Request 1 »
From the Digital Realty summary, set down word for word the part that opens with the words containing "Held: Dodd-Frank’s anti-retaliation" and closes with "with that definition.".
Request 2 »
Put this sentence from the Digital Realty summary into Spanish: "Somers filed suit, alleging, inter alia, a claim of whistleblower retaliation under Dodd-Frank."

Supplied text »
____________________

Respondent Paul Somers alleges that petitioner Digital Realty Trust, Inc. (Digital Realty) terminated his employment shortly after he reported to senior management suspected securities-law violations by the company. Somers filed suit, alleging, inter alia, a claim of whistleblower retaliation under Dodd-Frank. Digital Realty moved to dismiss that claim on the ground that Somers was not a whistleblower under §78u–6(h) because he did not alert the SEC prior to his termination. The District Court denied the motion, and the Ninth Circuit affirmed. The Court of Appeals concluded that §78u–6(h) does not necessitate recourse to the SEC prior to gaining “whistleblower” status, and it accorded deference to the SEC’s regulation under Chevron U. S. A. Inc. v. Natural Resources Defense Council, Inc., 467 U. S. 837.
Held: Dodd-Frank’s anti-retaliation provision does not extend to an individual, like Somers, who has not reported a violation of the securities laws to the SEC. Pp. 9–19.
(a) A statute’s explicit definition must be followed, even if it varies from a term’s ordinary meaning. , 553 U. S. 124, 130. Section 78u–6(a) instructs that the statute’s definition of “whistleblower” “shall apply” “[i]n this section,” that is, throughout §78u–6. The Court must therefore interpret the term “whistleblower” in §78u–6(h), the anti-retaliation provision, in accordance with that definition.

____________________

Given information »
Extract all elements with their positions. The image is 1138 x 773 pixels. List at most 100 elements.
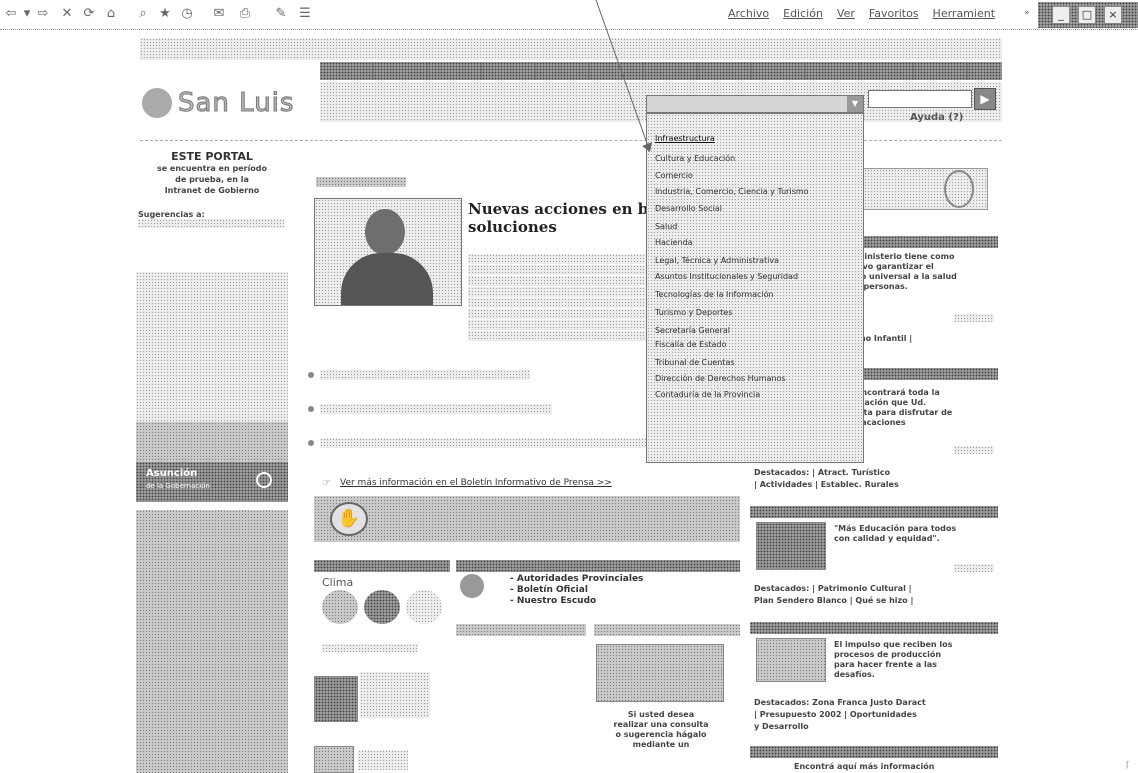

____________________

Worked answer 1 »
Held: Dodd-Frank’s anti-retaliation provision does not extend to an individual, like Somers, who has not reported a violation of the securities laws to the SEC. Pp. 9–19.
(a) A statute’s explicit definition must be followed, even if it varies from a term’s ordinary meaning. , 553 U. S. 124, 130. Section 78u–6(a) instructs that the statute’s definition of “whistleblower” “shall apply” “[i]n this section,” that is, throughout §78u–6. The Court must therefore interpret the term “whistleblower” in §78u–6(h), the anti-retaliation provision, in accordance with that definition.

Worked answer 2 »
Somers presentó una demanda en la que alegó, entre otras cosas, una reclamación por represalias contra un denunciante conforme a la ley Dodd-Frank.